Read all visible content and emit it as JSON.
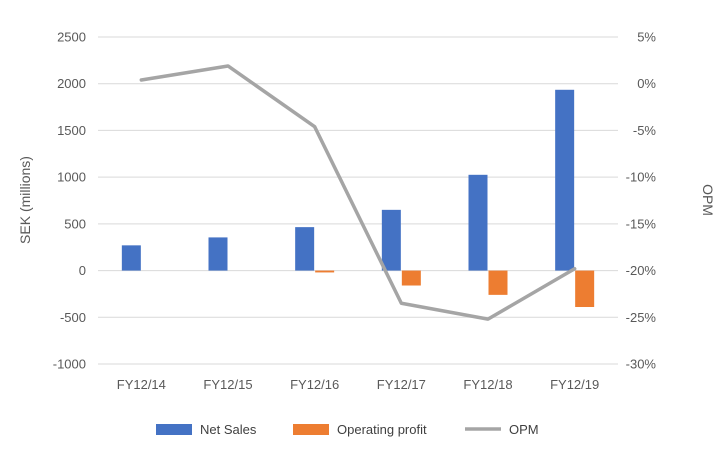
{
  "chart_data": {
    "type": "bar",
    "categories": [
      "FY12/14",
      "FY12/15",
      "FY12/16",
      "FY12/17",
      "FY12/18",
      "FY12/19"
    ],
    "series": [
      {
        "name": "Net Sales",
        "type": "bar",
        "axis": "left",
        "color": "#4472c4",
        "values": [
          270,
          355,
          465,
          650,
          1025,
          1935
        ]
      },
      {
        "name": "Operating profit",
        "type": "bar",
        "axis": "left",
        "color": "#ed7d31",
        "values": [
          0,
          0,
          -20,
          -160,
          -260,
          -390
        ]
      },
      {
        "name": "OPM",
        "type": "line",
        "axis": "right",
        "color": "#a5a5a5",
        "values": [
          0.4,
          1.9,
          -4.6,
          -23.5,
          -25.2,
          -19.8
        ]
      }
    ],
    "ylabel": "SEK (millions)",
    "y2label": "OPM",
    "ylim": [
      -1000,
      2500
    ],
    "y2lim": [
      -30,
      5
    ],
    "yticks": [
      "2500",
      "2000",
      "1500",
      "1000",
      "500",
      "0",
      "-500",
      "-1000"
    ],
    "y2ticks": [
      "5%",
      "0%",
      "-5%",
      "-10%",
      "-15%",
      "-20%",
      "-25%",
      "-30%"
    ],
    "grid": true,
    "legend": "bottom"
  }
}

════════════════════

### [What the task asks]
Find the lines of the material that hold the word "name" and report their count alone.

### [Problem solution]
3